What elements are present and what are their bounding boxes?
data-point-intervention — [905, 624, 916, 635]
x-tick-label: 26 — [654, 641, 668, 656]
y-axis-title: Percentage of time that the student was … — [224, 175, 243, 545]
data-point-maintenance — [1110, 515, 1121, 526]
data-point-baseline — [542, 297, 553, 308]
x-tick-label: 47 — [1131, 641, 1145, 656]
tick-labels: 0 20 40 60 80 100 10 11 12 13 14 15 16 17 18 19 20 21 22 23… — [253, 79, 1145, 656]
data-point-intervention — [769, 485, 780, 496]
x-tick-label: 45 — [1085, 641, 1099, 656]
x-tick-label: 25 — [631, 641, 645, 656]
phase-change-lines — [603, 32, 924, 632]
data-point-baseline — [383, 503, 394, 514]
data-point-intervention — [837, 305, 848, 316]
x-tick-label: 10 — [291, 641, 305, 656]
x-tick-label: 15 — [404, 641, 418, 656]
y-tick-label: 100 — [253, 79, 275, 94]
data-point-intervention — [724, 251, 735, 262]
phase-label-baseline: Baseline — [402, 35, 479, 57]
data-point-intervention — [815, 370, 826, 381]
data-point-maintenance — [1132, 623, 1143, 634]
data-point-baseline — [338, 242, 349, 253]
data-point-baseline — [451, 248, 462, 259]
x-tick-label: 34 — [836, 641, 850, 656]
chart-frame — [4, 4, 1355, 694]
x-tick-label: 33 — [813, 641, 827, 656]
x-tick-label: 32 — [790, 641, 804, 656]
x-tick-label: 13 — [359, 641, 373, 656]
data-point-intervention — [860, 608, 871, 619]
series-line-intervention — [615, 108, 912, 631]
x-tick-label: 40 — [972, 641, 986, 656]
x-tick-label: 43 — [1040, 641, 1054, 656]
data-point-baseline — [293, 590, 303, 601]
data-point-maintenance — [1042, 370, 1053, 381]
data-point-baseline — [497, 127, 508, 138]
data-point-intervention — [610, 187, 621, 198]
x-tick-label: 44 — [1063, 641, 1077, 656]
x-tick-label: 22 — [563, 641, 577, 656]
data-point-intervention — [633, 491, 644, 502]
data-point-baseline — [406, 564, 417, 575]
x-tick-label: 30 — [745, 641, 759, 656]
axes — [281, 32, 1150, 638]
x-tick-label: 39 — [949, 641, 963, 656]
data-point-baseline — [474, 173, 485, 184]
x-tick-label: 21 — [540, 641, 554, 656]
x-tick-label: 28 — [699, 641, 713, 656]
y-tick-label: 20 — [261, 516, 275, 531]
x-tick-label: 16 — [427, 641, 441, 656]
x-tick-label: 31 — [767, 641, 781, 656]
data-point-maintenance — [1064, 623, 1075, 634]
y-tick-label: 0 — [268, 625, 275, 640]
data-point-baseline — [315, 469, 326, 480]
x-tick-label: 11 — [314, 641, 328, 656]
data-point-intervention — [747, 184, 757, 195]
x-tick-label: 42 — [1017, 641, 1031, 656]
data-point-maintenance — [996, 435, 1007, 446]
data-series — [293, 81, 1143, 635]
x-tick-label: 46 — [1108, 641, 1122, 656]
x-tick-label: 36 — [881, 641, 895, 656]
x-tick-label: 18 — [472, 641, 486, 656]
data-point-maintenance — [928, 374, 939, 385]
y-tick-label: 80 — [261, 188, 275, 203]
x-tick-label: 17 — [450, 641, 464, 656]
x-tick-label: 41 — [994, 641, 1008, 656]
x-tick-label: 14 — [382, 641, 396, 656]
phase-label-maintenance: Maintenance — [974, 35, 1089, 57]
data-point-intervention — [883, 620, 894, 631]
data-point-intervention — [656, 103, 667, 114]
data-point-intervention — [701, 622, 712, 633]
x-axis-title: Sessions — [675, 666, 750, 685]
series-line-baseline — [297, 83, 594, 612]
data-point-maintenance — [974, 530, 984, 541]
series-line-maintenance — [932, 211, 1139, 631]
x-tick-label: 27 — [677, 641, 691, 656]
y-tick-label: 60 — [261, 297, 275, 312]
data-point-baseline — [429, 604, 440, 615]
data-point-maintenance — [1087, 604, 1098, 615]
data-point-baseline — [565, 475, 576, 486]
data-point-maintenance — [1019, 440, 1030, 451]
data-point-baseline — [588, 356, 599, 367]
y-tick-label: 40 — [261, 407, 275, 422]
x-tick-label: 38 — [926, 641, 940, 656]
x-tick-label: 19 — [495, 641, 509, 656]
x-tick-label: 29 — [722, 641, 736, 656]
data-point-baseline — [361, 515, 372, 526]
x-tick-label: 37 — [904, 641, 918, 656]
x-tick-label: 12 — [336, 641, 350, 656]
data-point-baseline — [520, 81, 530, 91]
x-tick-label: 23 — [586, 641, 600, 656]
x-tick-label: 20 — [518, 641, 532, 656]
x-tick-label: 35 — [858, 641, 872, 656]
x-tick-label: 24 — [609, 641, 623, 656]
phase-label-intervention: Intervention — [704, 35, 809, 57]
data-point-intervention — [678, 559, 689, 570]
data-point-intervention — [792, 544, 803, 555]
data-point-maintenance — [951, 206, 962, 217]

* **Task details**:
Reproduce the material word for word, starting with its first line and stopping after the line that contains "y-axis-title: Percentage of".

* **Complete output**:
What elements are present and what are their bounding boxes?
data-point-intervention — [905, 624, 916, 635]
x-tick-label: 26 — [654, 641, 668, 656]
y-axis-title: Percentage of time that the student was … — [224, 175, 243, 545]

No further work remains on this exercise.